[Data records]
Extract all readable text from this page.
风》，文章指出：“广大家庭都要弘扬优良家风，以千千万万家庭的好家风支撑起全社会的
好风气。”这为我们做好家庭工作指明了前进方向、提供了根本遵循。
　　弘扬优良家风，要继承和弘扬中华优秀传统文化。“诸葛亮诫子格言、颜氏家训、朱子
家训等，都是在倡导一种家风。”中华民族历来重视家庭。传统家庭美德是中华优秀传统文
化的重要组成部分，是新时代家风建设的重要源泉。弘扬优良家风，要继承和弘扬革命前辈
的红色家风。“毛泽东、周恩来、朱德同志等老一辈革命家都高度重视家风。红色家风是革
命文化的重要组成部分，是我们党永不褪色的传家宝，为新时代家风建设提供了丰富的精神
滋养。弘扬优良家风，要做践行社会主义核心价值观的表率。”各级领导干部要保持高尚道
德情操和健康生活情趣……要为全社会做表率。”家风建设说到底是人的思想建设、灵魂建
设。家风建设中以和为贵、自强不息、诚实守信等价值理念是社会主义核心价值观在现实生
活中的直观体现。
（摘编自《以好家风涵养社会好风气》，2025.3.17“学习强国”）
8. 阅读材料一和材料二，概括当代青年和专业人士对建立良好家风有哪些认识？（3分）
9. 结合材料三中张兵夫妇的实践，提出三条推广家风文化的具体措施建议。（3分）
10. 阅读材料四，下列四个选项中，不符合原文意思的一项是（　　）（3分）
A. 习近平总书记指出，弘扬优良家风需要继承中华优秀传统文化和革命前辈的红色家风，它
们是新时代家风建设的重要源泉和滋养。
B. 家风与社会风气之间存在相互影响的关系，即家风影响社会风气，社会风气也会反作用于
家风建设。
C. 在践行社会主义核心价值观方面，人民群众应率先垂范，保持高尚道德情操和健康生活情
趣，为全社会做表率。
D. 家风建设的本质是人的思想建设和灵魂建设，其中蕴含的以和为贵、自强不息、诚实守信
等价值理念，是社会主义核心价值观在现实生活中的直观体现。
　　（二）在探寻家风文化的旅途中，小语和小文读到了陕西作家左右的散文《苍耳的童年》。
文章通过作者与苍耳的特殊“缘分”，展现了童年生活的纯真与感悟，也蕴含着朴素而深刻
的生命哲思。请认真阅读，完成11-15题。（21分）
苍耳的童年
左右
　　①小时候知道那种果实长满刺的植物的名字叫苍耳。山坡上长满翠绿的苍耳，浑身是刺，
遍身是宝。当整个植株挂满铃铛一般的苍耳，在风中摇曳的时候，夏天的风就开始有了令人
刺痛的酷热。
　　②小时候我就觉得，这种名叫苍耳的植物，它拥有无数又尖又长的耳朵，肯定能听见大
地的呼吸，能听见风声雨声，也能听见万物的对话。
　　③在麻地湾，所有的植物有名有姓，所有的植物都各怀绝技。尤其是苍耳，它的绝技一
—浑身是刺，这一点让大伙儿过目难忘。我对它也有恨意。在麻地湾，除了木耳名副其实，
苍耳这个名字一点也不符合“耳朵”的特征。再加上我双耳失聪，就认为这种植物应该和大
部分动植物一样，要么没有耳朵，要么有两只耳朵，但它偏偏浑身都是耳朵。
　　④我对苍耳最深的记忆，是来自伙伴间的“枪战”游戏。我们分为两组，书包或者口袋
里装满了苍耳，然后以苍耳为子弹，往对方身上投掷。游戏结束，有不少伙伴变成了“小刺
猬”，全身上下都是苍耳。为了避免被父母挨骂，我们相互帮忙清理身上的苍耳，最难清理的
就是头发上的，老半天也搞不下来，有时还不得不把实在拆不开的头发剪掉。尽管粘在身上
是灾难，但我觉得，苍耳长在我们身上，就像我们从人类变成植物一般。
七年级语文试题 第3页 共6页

__Task details__
Extract all lines from the data in which "浑身是刺" is found.

__Solution__
　　①小时候知道那种果实长满刺的植物的名字叫苍耳。山坡上长满翠绿的苍耳，浑身是刺，
—浑身是刺，这一点让大伙儿过目难忘。我对它也有恨意。在麻地湾，除了木耳名副其实，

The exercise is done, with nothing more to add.